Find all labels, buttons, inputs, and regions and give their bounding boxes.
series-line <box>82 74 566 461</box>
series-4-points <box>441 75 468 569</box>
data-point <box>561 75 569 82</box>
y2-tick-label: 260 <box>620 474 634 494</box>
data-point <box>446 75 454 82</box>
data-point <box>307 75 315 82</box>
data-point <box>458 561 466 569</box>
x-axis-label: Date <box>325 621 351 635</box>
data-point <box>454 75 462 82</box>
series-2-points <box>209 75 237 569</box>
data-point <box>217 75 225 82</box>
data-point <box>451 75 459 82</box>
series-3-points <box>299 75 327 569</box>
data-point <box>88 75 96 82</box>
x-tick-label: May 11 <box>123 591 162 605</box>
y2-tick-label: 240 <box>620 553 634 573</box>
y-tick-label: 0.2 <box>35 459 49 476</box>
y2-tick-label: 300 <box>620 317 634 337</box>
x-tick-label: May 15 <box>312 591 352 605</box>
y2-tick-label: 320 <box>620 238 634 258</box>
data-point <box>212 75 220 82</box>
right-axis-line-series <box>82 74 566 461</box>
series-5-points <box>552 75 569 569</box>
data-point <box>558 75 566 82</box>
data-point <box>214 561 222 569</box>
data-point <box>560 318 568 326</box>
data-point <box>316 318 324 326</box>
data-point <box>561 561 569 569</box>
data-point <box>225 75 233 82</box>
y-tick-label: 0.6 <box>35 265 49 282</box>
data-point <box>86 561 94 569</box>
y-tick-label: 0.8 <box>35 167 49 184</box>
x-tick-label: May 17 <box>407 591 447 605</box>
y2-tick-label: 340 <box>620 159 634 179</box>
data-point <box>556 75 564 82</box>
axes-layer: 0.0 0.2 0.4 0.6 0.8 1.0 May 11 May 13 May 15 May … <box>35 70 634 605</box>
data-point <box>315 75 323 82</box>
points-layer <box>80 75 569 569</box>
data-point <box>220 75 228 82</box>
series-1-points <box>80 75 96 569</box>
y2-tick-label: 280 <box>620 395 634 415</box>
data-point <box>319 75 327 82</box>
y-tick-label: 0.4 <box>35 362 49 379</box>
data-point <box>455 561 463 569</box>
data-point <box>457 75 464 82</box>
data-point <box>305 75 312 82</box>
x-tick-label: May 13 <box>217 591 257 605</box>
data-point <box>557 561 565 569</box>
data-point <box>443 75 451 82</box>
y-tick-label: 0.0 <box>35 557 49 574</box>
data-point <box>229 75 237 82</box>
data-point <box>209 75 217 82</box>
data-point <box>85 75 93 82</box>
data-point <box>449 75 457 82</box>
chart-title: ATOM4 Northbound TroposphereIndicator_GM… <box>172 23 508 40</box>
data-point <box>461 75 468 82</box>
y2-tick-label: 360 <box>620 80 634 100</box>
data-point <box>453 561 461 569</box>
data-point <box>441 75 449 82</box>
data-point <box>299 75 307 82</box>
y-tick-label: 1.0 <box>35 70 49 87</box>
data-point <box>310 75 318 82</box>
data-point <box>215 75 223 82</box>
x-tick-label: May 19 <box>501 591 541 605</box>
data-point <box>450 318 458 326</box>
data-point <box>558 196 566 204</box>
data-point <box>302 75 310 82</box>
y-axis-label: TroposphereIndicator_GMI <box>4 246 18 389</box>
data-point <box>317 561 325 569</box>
○ ○ ○
• _PROBLEM TO SOLVE_:
Copy every one of the entries above again, character for character and in the same order.

• _EXPECTED OUTPUT_:
Find all labels, buttons, inputs, and regions and give their bounding boxes.
series-line <box>82 74 566 461</box>
series-4-points <box>441 75 468 569</box>
data-point <box>561 75 569 82</box>
y2-tick-label: 260 <box>620 474 634 494</box>
data-point <box>446 75 454 82</box>
data-point <box>307 75 315 82</box>
data-point <box>458 561 466 569</box>
x-axis-label: Date <box>325 621 351 635</box>
data-point <box>454 75 462 82</box>
series-2-points <box>209 75 237 569</box>
data-point <box>217 75 225 82</box>
data-point <box>451 75 459 82</box>
series-3-points <box>299 75 327 569</box>
data-point <box>88 75 96 82</box>
x-tick-label: May 11 <box>123 591 162 605</box>
y2-tick-label: 240 <box>620 553 634 573</box>
y-tick-label: 0.2 <box>35 459 49 476</box>
y2-tick-label: 300 <box>620 317 634 337</box>
x-tick-label: May 15 <box>312 591 352 605</box>
y2-tick-label: 320 <box>620 238 634 258</box>
data-point <box>212 75 220 82</box>
right-axis-line-series <box>82 74 566 461</box>
series-5-points <box>552 75 569 569</box>
data-point <box>558 75 566 82</box>
data-point <box>214 561 222 569</box>
data-point <box>560 318 568 326</box>
data-point <box>316 318 324 326</box>
data-point <box>561 561 569 569</box>
data-point <box>225 75 233 82</box>
y-tick-label: 0.6 <box>35 265 49 282</box>
data-point <box>86 561 94 569</box>
y-tick-label: 0.8 <box>35 167 49 184</box>
x-tick-label: May 17 <box>407 591 447 605</box>
y2-tick-label: 340 <box>620 159 634 179</box>
data-point <box>556 75 564 82</box>
axes-layer: 0.0 0.2 0.4 0.6 0.8 1.0 May 11 May 13 May 15 May … <box>35 70 634 605</box>
data-point <box>315 75 323 82</box>
points-layer <box>80 75 569 569</box>
data-point <box>220 75 228 82</box>
series-1-points <box>80 75 96 569</box>
y2-tick-label: 280 <box>620 395 634 415</box>
data-point <box>319 75 327 82</box>
y-tick-label: 0.4 <box>35 362 49 379</box>
data-point <box>455 561 463 569</box>
data-point <box>457 75 464 82</box>
data-point <box>305 75 312 82</box>
x-tick-label: May 13 <box>217 591 257 605</box>
data-point <box>557 561 565 569</box>
data-point <box>443 75 451 82</box>
y-tick-label: 0.0 <box>35 557 49 574</box>
data-point <box>229 75 237 82</box>
data-point <box>209 75 217 82</box>
data-point <box>85 75 93 82</box>
data-point <box>449 75 457 82</box>
chart-title: ATOM4 Northbound TroposphereIndicator_GM… <box>172 23 508 40</box>
data-point <box>461 75 468 82</box>
y2-tick-label: 360 <box>620 80 634 100</box>
data-point <box>453 561 461 569</box>
data-point <box>441 75 449 82</box>
data-point <box>299 75 307 82</box>
y-tick-label: 1.0 <box>35 70 49 87</box>
data-point <box>310 75 318 82</box>
data-point <box>215 75 223 82</box>
x-tick-label: May 19 <box>501 591 541 605</box>
data-point <box>450 318 458 326</box>
data-point <box>558 196 566 204</box>
data-point <box>302 75 310 82</box>
y-axis-label: TroposphereIndicator_GMI <box>4 246 18 389</box>
data-point <box>317 561 325 569</box>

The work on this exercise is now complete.